━━ Material supplied

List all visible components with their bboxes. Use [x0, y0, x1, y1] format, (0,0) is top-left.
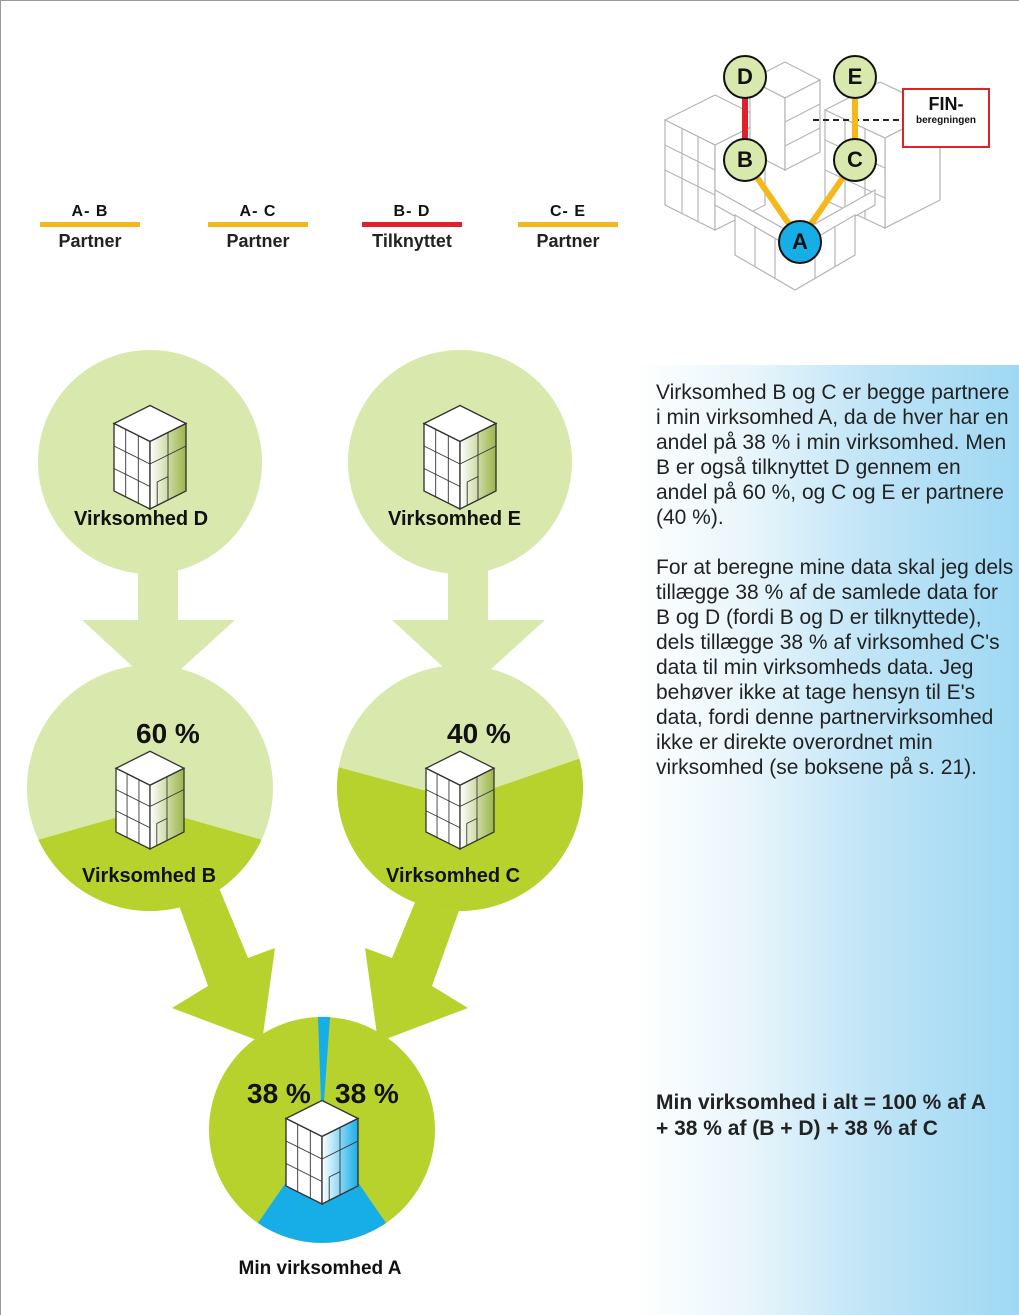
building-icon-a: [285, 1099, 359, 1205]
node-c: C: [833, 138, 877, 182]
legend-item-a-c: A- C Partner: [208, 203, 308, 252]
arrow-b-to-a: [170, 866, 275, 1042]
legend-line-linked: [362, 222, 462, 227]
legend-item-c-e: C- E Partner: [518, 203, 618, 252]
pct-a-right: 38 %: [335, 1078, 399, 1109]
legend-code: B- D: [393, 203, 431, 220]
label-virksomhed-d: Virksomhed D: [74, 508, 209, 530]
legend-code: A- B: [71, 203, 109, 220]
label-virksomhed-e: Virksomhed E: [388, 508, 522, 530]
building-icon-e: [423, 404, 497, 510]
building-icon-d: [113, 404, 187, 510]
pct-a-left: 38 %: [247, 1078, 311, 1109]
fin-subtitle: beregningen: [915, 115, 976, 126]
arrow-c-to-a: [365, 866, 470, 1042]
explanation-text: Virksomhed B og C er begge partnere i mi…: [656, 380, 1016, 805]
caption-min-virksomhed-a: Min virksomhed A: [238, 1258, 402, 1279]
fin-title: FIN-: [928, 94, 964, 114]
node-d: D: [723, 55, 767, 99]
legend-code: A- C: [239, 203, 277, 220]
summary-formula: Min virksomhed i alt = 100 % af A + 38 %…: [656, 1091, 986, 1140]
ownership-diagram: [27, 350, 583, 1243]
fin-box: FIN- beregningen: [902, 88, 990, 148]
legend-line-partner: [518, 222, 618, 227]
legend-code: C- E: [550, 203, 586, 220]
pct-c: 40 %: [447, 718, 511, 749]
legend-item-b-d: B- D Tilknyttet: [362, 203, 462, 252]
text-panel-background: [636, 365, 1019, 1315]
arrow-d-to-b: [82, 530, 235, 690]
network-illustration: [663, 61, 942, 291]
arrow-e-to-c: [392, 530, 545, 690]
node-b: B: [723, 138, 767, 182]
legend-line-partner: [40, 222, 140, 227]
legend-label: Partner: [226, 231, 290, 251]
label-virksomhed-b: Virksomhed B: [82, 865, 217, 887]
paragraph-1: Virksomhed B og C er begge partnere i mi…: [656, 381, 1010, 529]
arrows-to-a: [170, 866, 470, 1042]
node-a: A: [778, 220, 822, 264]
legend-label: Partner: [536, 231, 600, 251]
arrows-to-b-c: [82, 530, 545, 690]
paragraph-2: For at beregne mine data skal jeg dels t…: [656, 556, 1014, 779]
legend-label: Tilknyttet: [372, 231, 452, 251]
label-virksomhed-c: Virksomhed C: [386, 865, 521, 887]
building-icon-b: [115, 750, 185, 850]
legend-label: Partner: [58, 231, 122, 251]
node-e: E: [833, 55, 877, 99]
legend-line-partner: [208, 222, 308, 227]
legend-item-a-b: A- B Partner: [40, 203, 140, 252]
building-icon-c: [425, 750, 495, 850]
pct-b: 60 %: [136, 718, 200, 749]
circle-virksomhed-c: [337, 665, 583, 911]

━━━━
━━ Material supplied

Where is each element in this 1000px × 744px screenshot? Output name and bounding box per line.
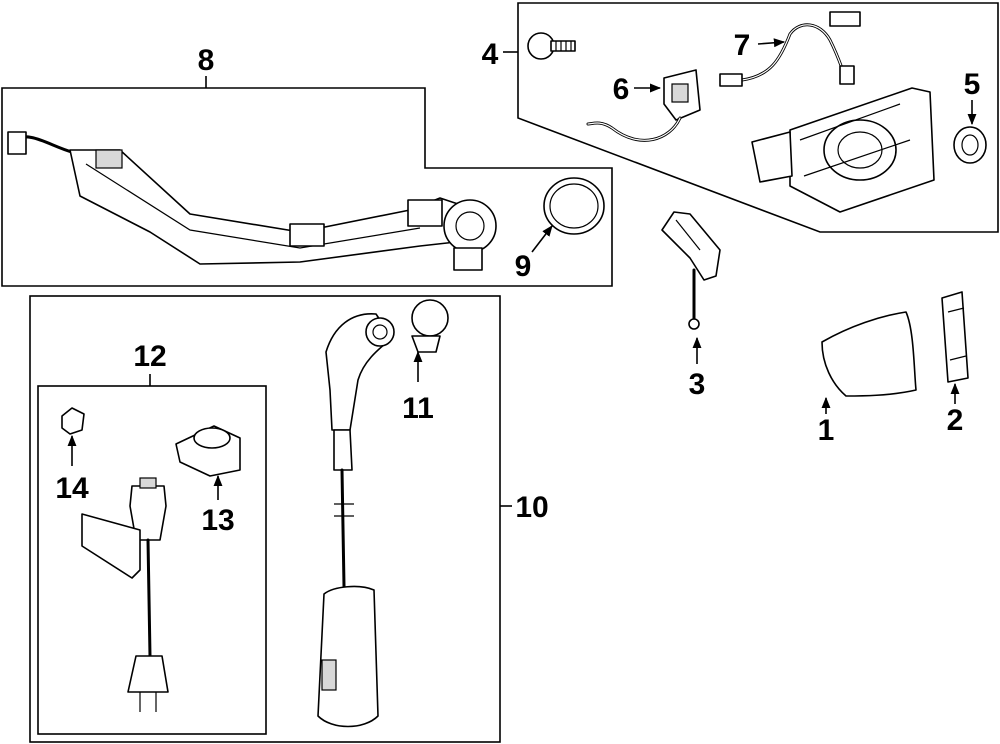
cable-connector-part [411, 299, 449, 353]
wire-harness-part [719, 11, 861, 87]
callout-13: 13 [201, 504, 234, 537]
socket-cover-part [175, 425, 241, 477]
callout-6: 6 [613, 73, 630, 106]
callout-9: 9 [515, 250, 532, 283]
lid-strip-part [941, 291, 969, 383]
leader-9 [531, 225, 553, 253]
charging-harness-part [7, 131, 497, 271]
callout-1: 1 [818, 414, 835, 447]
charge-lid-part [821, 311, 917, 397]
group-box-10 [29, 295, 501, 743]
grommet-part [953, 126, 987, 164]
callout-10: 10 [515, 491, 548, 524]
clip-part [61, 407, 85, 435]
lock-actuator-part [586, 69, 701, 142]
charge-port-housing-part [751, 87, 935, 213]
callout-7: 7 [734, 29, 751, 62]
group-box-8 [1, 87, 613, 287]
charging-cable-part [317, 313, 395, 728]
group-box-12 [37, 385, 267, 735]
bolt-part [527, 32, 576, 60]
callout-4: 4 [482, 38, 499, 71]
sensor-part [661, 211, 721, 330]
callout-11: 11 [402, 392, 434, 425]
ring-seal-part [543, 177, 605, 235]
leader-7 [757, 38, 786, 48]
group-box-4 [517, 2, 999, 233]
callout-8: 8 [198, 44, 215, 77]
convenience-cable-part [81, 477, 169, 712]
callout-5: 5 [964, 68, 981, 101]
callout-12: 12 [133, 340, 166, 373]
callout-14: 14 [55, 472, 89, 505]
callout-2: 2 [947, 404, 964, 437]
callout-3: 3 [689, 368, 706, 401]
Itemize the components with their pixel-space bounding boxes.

━━━━

- _What is expected_
Output the rows starting at the row that contains "cable-connector-part [411, 299, 449, 353]" and ending at the row that contains "callout-7: 7 [734, 29, 751, 62]" as a Markdown table with two columns, Number and Row text, numbering the rows in order and leaving out any blank lines.

- _Full response_
| Number | Row text |
|---|---|
| 1 | cable-connector-part [411, 299, 449, 353] |
| 2 | wire-harness-part [719, 11, 861, 87] |
| 3 | callout-13: 13 [201, 504, 234, 537] |
| 4 | socket-cover-part [175, 425, 241, 477] |
| 5 | callout-6: 6 [613, 73, 630, 106] |
| 6 | callout-9: 9 [515, 250, 532, 283] |
| 7 | lid-strip-part [941, 291, 969, 383] |
| 8 | leader-9 [531, 225, 553, 253] |
| 9 | charging-harness-part [7, 131, 497, 271] |
| 10 | callout-1: 1 [818, 414, 835, 447] |
| 11 | charge-lid-part [821, 311, 917, 397] |
| 12 | group-box-10 [29, 295, 501, 743] |
| 13 | grommet-part [953, 126, 987, 164] |
| 14 | callout-10: 10 [515, 491, 548, 524] |
| 15 | clip-part [61, 407, 85, 435] |
| 16 | lock-actuator-part [586, 69, 701, 142] |
| 17 | charge-port-housing-part [751, 87, 935, 213] |
| 18 | callout-7: 7 [734, 29, 751, 62] |